Request: Gather the lines from the material that contain "size".

>> Begin Records to use

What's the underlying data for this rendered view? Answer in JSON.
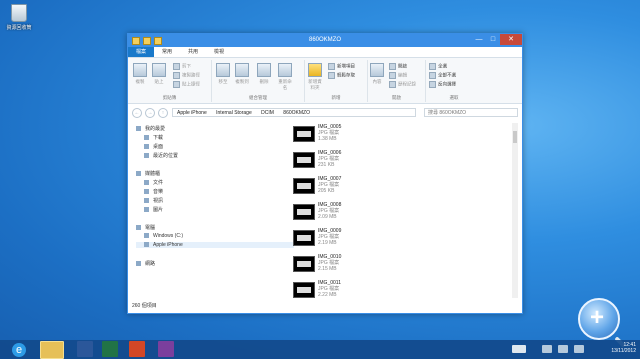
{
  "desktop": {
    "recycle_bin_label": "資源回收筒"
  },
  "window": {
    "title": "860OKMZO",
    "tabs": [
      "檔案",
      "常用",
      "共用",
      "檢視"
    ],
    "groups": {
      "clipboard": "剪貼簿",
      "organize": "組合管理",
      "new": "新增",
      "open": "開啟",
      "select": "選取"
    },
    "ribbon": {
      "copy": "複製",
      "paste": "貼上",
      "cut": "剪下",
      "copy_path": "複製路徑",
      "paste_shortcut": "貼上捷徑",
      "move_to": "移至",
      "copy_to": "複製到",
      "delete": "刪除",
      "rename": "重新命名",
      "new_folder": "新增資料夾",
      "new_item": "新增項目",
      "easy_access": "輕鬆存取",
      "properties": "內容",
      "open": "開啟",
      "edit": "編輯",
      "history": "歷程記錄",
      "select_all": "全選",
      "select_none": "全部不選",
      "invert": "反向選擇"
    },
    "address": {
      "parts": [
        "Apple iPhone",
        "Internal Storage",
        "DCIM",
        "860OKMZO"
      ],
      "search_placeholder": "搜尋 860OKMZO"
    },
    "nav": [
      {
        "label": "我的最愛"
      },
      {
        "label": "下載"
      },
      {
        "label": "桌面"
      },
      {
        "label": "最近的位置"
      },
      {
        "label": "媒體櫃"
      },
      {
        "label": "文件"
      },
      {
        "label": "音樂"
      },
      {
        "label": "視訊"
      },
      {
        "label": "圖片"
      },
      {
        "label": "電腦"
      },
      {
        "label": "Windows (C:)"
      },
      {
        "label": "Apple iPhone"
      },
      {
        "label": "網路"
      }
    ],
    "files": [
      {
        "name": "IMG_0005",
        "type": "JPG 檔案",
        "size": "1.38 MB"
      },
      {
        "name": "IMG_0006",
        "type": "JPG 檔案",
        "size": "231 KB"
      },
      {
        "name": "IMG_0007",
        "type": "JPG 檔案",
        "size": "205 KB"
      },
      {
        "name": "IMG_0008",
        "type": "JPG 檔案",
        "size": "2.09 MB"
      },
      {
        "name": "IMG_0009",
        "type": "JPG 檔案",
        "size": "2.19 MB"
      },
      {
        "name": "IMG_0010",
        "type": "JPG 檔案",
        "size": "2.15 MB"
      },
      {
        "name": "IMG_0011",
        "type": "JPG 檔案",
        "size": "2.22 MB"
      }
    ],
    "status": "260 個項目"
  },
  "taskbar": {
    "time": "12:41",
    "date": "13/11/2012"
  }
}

>> End Records to use

Exercise answer:
        "size": "1.38 MB"
        "size": "231 KB"
        "size": "205 KB"
        "size": "2.09 MB"
        "size": "2.19 MB"
        "size": "2.15 MB"
        "size": "2.22 MB"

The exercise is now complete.